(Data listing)
▬▬▬▬▬▬
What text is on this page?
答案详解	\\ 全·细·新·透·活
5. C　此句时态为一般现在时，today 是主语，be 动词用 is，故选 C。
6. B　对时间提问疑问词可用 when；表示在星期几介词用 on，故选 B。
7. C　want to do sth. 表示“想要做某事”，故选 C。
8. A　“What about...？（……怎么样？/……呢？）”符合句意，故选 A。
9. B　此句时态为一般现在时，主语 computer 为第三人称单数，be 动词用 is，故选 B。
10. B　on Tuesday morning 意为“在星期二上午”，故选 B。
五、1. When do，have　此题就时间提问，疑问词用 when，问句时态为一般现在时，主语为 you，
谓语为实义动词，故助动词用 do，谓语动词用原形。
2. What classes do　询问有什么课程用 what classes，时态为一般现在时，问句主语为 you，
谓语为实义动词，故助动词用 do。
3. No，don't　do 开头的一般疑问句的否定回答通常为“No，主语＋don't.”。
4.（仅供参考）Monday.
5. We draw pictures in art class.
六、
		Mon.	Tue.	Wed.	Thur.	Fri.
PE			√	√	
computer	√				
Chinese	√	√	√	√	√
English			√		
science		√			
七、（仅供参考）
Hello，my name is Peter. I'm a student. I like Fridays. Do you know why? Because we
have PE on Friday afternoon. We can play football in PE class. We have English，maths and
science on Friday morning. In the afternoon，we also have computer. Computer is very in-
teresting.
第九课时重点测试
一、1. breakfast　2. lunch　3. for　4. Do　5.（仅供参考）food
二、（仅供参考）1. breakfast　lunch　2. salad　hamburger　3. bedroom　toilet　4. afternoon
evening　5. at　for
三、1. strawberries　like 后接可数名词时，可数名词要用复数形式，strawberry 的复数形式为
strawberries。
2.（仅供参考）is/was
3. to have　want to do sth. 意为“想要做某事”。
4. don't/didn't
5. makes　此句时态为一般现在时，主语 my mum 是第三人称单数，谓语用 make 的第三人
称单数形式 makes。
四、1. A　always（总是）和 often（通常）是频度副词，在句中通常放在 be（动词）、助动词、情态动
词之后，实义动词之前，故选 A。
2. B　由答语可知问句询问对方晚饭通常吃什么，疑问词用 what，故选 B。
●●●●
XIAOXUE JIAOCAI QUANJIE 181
▬▬▬▬▬▬
» SHORT PROBLEM: Send back all of the entries exactly, with nothing missing.

» WRITTEN SOLUTION:
What text is on this page?
答案详解	\\ 全·细·新·透·活
5. C　此句时态为一般现在时，today 是主语，be 动词用 is，故选 C。
6. B　对时间提问疑问词可用 when；表示在星期几介词用 on，故选 B。
7. C　want to do sth. 表示“想要做某事”，故选 C。
8. A　“What about...？（……怎么样？/……呢？）”符合句意，故选 A。
9. B　此句时态为一般现在时，主语 computer 为第三人称单数，be 动词用 is，故选 B。
10. B　on Tuesday morning 意为“在星期二上午”，故选 B。
五、1. When do，have　此题就时间提问，疑问词用 when，问句时态为一般现在时，主语为 you，
谓语为实义动词，故助动词用 do，谓语动词用原形。
2. What classes do　询问有什么课程用 what classes，时态为一般现在时，问句主语为 you，
谓语为实义动词，故助动词用 do。
3. No，don't　do 开头的一般疑问句的否定回答通常为“No，主语＋don't.”。
4.（仅供参考）Monday.
5. We draw pictures in art class.
六、
		Mon.	Tue.	Wed.	Thur.	Fri.
PE			√	√	
computer	√				
Chinese	√	√	√	√	√
English			√		
science		√			
七、（仅供参考）
Hello，my name is Peter. I'm a student. I like Fridays. Do you know why? Because we
have PE on Friday afternoon. We can play football in PE class. We have English，maths and
science on Friday morning. In the afternoon，we also have computer. Computer is very in-
teresting.
第九课时重点测试
一、1. breakfast　2. lunch　3. for　4. Do　5.（仅供参考）food
二、（仅供参考）1. breakfast　lunch　2. salad　hamburger　3. bedroom　toilet　4. afternoon
evening　5. at　for
三、1. strawberries　like 后接可数名词时，可数名词要用复数形式，strawberry 的复数形式为
strawberries。
2.（仅供参考）is/was
3. to have　want to do sth. 意为“想要做某事”。
4. don't/didn't
5. makes　此句时态为一般现在时，主语 my mum 是第三人称单数，谓语用 make 的第三人
称单数形式 makes。
四、1. A　always（总是）和 often（通常）是频度副词，在句中通常放在 be（动词）、助动词、情态动
词之后，实义动词之前，故选 A。
2. B　由答语可知问句询问对方晚饭通常吃什么，疑问词用 what，故选 B。
●●●●
XIAOXUE JIAOCAI QUANJIE 181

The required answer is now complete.